### Instructions for the task:
Please reproduce every record, keeping each one exactly as written.

(Dataset entries)
━━━━

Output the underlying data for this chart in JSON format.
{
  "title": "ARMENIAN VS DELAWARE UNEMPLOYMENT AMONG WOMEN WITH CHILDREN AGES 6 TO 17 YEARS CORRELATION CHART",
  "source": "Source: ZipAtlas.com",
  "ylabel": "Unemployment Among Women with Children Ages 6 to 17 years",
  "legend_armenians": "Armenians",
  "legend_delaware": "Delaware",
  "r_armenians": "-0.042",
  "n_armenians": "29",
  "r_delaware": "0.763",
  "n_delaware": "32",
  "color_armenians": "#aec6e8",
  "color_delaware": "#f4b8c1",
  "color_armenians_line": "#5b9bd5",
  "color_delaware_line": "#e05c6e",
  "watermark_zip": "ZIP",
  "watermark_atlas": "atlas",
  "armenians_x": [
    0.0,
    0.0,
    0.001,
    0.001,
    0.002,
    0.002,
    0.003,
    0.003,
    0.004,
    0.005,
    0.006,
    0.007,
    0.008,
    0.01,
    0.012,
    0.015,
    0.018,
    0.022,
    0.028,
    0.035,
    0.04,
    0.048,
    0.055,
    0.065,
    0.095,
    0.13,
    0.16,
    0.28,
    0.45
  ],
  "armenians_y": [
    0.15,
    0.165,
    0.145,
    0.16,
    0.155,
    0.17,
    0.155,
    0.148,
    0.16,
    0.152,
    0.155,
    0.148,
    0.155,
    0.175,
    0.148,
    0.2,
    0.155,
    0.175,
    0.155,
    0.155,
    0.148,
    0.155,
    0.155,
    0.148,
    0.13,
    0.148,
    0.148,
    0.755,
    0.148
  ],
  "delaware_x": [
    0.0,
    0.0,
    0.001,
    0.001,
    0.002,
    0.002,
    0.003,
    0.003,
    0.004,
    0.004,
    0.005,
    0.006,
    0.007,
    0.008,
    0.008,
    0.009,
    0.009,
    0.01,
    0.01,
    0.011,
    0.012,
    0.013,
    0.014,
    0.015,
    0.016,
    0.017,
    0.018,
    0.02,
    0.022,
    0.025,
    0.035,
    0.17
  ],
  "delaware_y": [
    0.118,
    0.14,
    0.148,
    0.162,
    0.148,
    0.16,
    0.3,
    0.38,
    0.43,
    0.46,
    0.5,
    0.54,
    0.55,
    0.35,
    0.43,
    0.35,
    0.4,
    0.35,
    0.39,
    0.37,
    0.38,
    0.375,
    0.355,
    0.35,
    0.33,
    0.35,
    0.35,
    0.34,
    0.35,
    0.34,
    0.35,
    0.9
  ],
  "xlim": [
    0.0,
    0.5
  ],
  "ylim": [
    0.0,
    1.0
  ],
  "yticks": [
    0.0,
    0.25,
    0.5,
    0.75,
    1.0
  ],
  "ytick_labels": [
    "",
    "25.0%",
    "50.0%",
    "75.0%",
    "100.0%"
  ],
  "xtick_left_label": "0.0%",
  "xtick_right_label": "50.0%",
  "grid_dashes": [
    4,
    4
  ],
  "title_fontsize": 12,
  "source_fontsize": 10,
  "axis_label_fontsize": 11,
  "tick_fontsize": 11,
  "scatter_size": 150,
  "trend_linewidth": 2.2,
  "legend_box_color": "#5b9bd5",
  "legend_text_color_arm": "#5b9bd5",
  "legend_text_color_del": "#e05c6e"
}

━━━━

### Task result:
Output the underlying data for this chart in JSON format.
{
  "title": "ARMENIAN VS DELAWARE UNEMPLOYMENT AMONG WOMEN WITH CHILDREN AGES 6 TO 17 YEARS CORRELATION CHART",
  "source": "Source: ZipAtlas.com",
  "ylabel": "Unemployment Among Women with Children Ages 6 to 17 years",
  "legend_armenians": "Armenians",
  "legend_delaware": "Delaware",
  "r_armenians": "-0.042",
  "n_armenians": "29",
  "r_delaware": "0.763",
  "n_delaware": "32",
  "color_armenians": "#aec6e8",
  "color_delaware": "#f4b8c1",
  "color_armenians_line": "#5b9bd5",
  "color_delaware_line": "#e05c6e",
  "watermark_zip": "ZIP",
  "watermark_atlas": "atlas",
  "armenians_x": [
    0.0,
    0.0,
    0.001,
    0.001,
    0.002,
    0.002,
    0.003,
    0.003,
    0.004,
    0.005,
    0.006,
    0.007,
    0.008,
    0.01,
    0.012,
    0.015,
    0.018,
    0.022,
    0.028,
    0.035,
    0.04,
    0.048,
    0.055,
    0.065,
    0.095,
    0.13,
    0.16,
    0.28,
    0.45
  ],
  "armenians_y": [
    0.15,
    0.165,
    0.145,
    0.16,
    0.155,
    0.17,
    0.155,
    0.148,
    0.16,
    0.152,
    0.155,
    0.148,
    0.155,
    0.175,
    0.148,
    0.2,
    0.155,
    0.175,
    0.155,
    0.155,
    0.148,
    0.155,
    0.155,
    0.148,
    0.13,
    0.148,
    0.148,
    0.755,
    0.148
  ],
  "delaware_x": [
    0.0,
    0.0,
    0.001,
    0.001,
    0.002,
    0.002,
    0.003,
    0.003,
    0.004,
    0.004,
    0.005,
    0.006,
    0.007,
    0.008,
    0.008,
    0.009,
    0.009,
    0.01,
    0.01,
    0.011,
    0.012,
    0.013,
    0.014,
    0.015,
    0.016,
    0.017,
    0.018,
    0.02,
    0.022,
    0.025,
    0.035,
    0.17
  ],
  "delaware_y": [
    0.118,
    0.14,
    0.148,
    0.162,
    0.148,
    0.16,
    0.3,
    0.38,
    0.43,
    0.46,
    0.5,
    0.54,
    0.55,
    0.35,
    0.43,
    0.35,
    0.4,
    0.35,
    0.39,
    0.37,
    0.38,
    0.375,
    0.355,
    0.35,
    0.33,
    0.35,
    0.35,
    0.34,
    0.35,
    0.34,
    0.35,
    0.9
  ],
  "xlim": [
    0.0,
    0.5
  ],
  "ylim": [
    0.0,
    1.0
  ],
  "yticks": [
    0.0,
    0.25,
    0.5,
    0.75,
    1.0
  ],
  "ytick_labels": [
    "",
    "25.0%",
    "50.0%",
    "75.0%",
    "100.0%"
  ],
  "xtick_left_label": "0.0%",
  "xtick_right_label": "50.0%",
  "grid_dashes": [
    4,
    4
  ],
  "title_fontsize": 12,
  "source_fontsize": 10,
  "axis_label_fontsize": 11,
  "tick_fontsize": 11,
  "scatter_size": 150,
  "trend_linewidth": 2.2,
  "legend_box_color": "#5b9bd5",
  "legend_text_color_arm": "#5b9bd5",
  "legend_text_color_del": "#e05c6e"
}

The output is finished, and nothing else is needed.